-- START --
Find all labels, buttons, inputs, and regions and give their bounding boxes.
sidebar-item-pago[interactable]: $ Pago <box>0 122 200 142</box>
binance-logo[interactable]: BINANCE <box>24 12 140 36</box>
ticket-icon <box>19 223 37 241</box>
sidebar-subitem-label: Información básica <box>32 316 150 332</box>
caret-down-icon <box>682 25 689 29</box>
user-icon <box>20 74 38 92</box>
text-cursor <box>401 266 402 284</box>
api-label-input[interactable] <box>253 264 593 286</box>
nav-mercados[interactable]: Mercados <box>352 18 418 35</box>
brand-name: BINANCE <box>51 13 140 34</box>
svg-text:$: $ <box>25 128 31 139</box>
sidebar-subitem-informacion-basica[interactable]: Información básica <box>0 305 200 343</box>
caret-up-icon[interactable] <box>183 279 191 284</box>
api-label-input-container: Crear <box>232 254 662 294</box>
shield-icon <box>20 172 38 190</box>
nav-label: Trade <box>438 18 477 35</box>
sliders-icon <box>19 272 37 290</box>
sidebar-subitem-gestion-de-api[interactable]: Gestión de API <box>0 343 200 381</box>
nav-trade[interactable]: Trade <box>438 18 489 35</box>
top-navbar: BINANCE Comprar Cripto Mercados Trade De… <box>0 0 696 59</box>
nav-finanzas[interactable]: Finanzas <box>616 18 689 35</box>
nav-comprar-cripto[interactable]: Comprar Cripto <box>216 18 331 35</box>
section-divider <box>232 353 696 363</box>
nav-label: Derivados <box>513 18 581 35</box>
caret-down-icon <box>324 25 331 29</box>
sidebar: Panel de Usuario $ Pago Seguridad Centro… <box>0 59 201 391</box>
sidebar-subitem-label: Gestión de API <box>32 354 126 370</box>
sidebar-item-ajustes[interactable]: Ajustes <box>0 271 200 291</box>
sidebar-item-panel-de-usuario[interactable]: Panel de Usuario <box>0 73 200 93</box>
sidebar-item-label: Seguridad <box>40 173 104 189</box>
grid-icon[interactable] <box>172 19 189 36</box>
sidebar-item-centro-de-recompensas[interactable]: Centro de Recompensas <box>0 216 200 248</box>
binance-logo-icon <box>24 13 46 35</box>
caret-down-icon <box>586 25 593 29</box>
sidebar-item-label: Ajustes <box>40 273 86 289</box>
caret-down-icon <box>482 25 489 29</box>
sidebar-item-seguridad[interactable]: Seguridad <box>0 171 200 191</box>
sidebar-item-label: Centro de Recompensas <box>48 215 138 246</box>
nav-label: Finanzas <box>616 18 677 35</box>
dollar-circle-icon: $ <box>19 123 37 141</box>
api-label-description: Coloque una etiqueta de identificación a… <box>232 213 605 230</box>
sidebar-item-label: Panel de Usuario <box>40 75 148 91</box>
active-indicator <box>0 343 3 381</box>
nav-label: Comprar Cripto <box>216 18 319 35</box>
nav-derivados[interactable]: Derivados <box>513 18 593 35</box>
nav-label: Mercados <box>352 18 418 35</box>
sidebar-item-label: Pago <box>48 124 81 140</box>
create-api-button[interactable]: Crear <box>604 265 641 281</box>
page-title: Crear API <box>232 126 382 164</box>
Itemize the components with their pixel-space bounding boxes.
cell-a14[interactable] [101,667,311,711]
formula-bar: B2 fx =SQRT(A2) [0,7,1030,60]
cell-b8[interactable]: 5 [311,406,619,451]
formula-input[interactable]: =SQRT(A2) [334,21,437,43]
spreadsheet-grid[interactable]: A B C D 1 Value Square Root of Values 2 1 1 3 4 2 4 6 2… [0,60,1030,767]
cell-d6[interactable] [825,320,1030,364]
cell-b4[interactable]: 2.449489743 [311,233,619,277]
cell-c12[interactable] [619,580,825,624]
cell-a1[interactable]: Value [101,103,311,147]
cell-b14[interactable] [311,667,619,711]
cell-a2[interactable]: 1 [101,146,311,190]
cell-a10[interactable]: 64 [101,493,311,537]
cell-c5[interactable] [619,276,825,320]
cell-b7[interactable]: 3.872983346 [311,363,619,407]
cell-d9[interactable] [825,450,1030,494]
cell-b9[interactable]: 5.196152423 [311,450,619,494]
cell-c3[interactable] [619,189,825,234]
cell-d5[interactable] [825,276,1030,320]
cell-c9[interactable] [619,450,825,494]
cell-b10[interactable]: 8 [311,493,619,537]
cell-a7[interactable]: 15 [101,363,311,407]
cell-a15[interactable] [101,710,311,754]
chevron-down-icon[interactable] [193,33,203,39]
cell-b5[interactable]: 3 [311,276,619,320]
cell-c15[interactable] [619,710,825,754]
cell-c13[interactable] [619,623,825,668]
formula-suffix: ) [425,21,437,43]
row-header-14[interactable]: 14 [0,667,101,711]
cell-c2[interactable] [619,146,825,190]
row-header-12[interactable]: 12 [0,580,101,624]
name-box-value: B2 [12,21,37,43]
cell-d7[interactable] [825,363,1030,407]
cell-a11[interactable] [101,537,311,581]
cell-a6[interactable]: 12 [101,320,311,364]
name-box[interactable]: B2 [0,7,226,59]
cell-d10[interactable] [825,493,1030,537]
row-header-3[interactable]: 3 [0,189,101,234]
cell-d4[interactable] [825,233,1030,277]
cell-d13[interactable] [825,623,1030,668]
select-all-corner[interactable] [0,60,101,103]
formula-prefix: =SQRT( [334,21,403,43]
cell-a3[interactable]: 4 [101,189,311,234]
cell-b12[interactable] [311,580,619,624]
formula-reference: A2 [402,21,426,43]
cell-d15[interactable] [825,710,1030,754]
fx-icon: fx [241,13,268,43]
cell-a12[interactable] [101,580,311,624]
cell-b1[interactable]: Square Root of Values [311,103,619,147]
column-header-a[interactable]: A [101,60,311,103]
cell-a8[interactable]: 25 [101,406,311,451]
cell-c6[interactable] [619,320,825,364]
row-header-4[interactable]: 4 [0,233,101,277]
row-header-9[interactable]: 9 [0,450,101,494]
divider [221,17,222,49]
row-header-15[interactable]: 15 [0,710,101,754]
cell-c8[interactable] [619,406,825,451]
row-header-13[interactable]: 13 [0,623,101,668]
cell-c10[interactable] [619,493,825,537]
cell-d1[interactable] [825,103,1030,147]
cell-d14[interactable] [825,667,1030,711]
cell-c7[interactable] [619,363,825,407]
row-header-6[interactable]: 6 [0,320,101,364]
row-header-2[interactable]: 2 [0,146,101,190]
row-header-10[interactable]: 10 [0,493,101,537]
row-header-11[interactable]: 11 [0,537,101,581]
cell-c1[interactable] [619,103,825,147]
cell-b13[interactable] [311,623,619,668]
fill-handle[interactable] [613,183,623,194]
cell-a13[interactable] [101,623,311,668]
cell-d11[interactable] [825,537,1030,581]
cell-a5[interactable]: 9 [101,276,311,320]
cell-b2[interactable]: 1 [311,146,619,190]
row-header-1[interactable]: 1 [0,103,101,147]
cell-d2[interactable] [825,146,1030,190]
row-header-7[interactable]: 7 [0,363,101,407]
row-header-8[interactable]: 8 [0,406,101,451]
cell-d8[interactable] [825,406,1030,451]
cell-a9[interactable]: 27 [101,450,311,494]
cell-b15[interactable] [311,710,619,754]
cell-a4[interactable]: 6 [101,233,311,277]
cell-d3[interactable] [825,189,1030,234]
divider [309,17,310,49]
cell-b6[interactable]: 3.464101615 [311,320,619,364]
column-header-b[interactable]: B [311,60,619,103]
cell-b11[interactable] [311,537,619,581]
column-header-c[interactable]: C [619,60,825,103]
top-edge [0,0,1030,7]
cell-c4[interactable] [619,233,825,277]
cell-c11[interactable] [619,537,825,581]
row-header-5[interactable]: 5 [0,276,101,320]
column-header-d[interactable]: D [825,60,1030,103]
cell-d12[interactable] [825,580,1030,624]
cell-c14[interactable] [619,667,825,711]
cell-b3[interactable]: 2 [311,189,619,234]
-- END --
= Short problem =
Count the lines in the entries above that contain the string "Usuario", treating uppercase and lowercase letters as distinct. Reply with the number alone.

= Full solution =
3